## begin

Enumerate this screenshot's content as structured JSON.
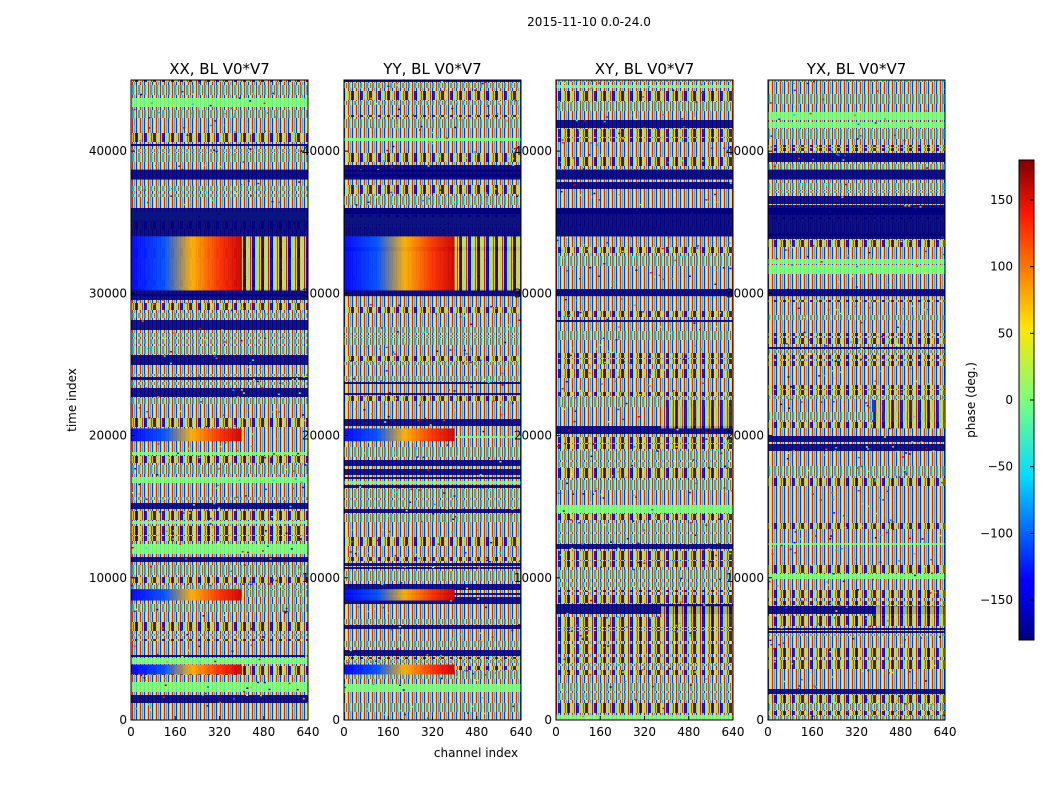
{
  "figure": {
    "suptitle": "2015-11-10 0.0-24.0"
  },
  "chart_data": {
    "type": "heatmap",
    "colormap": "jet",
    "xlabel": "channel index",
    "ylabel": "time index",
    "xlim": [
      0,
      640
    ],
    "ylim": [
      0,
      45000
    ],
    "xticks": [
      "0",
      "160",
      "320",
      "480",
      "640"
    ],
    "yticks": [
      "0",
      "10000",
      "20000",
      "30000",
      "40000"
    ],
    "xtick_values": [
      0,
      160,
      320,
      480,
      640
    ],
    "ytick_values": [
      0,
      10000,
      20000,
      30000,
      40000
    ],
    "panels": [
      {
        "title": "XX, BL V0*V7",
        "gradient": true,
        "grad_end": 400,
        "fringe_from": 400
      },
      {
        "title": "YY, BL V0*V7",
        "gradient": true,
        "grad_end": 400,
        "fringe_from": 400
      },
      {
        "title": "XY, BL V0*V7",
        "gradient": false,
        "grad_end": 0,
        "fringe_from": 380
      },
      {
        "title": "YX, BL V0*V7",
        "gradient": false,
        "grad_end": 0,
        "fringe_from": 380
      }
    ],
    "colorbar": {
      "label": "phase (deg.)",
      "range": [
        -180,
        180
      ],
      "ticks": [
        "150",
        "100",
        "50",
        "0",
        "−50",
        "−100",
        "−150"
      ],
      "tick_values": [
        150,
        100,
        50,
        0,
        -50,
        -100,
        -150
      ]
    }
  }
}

## end
## begin

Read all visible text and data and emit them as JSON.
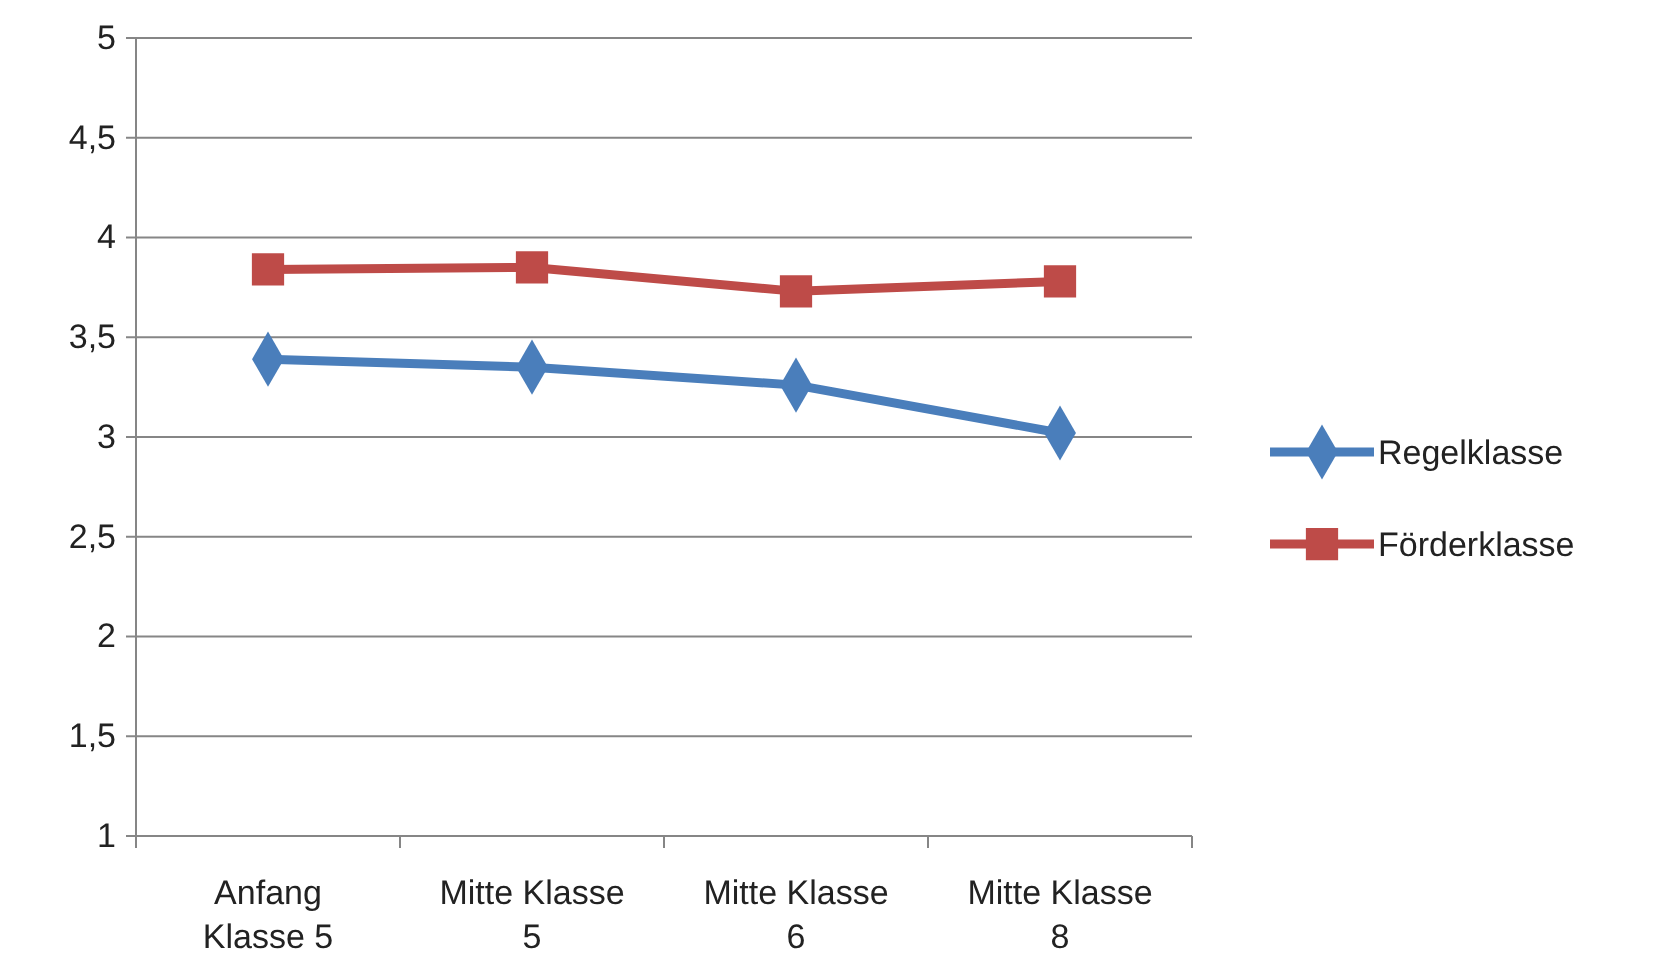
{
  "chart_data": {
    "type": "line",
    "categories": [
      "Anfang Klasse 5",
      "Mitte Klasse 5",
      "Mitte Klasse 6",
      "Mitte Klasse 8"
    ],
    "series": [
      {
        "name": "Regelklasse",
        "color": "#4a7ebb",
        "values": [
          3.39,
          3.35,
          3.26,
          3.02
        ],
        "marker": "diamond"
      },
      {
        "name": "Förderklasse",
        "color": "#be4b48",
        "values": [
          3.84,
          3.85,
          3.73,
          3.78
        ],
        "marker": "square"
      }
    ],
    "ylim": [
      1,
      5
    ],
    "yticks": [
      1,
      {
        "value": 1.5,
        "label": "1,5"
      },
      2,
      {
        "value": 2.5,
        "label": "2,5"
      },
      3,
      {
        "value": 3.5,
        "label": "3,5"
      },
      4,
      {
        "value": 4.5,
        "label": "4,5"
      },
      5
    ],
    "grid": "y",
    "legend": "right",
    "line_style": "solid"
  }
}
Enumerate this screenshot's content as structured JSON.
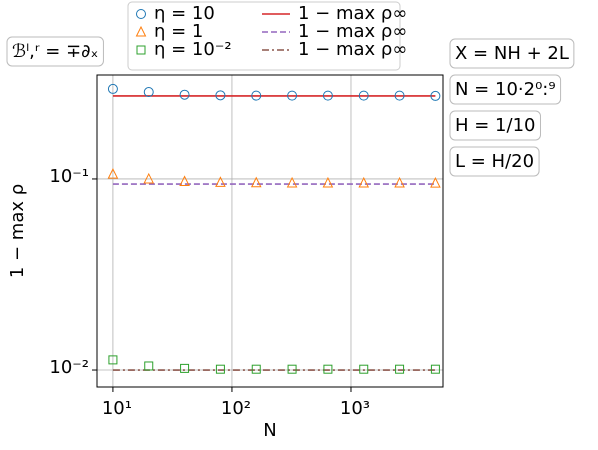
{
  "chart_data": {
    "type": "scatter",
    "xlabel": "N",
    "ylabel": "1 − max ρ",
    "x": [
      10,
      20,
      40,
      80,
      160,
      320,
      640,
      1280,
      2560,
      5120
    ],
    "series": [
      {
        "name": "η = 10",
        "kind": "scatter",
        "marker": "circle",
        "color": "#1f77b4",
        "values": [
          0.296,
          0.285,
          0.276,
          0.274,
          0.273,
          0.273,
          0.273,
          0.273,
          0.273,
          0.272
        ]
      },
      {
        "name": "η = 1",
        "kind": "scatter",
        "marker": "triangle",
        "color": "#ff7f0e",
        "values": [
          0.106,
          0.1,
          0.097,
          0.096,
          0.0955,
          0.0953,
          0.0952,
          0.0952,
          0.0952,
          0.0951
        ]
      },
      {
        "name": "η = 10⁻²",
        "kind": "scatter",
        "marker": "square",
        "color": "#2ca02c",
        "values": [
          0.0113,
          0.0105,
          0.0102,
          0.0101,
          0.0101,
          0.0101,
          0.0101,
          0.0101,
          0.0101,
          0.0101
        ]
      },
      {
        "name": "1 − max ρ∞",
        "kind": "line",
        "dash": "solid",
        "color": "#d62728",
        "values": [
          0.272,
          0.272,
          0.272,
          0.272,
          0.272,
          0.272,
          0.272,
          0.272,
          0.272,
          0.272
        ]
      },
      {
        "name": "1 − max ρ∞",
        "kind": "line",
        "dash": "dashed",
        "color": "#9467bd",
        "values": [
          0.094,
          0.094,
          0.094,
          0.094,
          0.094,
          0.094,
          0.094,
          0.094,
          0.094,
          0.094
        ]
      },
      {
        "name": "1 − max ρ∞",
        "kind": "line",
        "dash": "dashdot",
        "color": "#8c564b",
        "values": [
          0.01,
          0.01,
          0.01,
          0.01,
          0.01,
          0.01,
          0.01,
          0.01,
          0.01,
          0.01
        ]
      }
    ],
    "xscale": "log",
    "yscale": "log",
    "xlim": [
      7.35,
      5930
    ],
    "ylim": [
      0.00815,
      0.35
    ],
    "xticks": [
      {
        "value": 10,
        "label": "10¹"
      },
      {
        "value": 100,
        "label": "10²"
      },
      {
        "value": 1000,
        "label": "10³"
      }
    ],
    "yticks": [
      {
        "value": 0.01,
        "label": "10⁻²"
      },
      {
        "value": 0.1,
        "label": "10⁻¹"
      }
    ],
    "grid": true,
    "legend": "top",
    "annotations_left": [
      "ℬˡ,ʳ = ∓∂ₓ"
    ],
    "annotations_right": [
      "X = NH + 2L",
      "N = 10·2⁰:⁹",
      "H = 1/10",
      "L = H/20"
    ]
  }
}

## end

**EXERCISE TASK:** From the listing above, copy every line that includes the word "marker".

**SOLUTION TO THE PROBLEM:**
        "marker": "diamond"
        "marker": "square"
        "marker": "circle",
        "marker": "triangle",
        "marker": "square",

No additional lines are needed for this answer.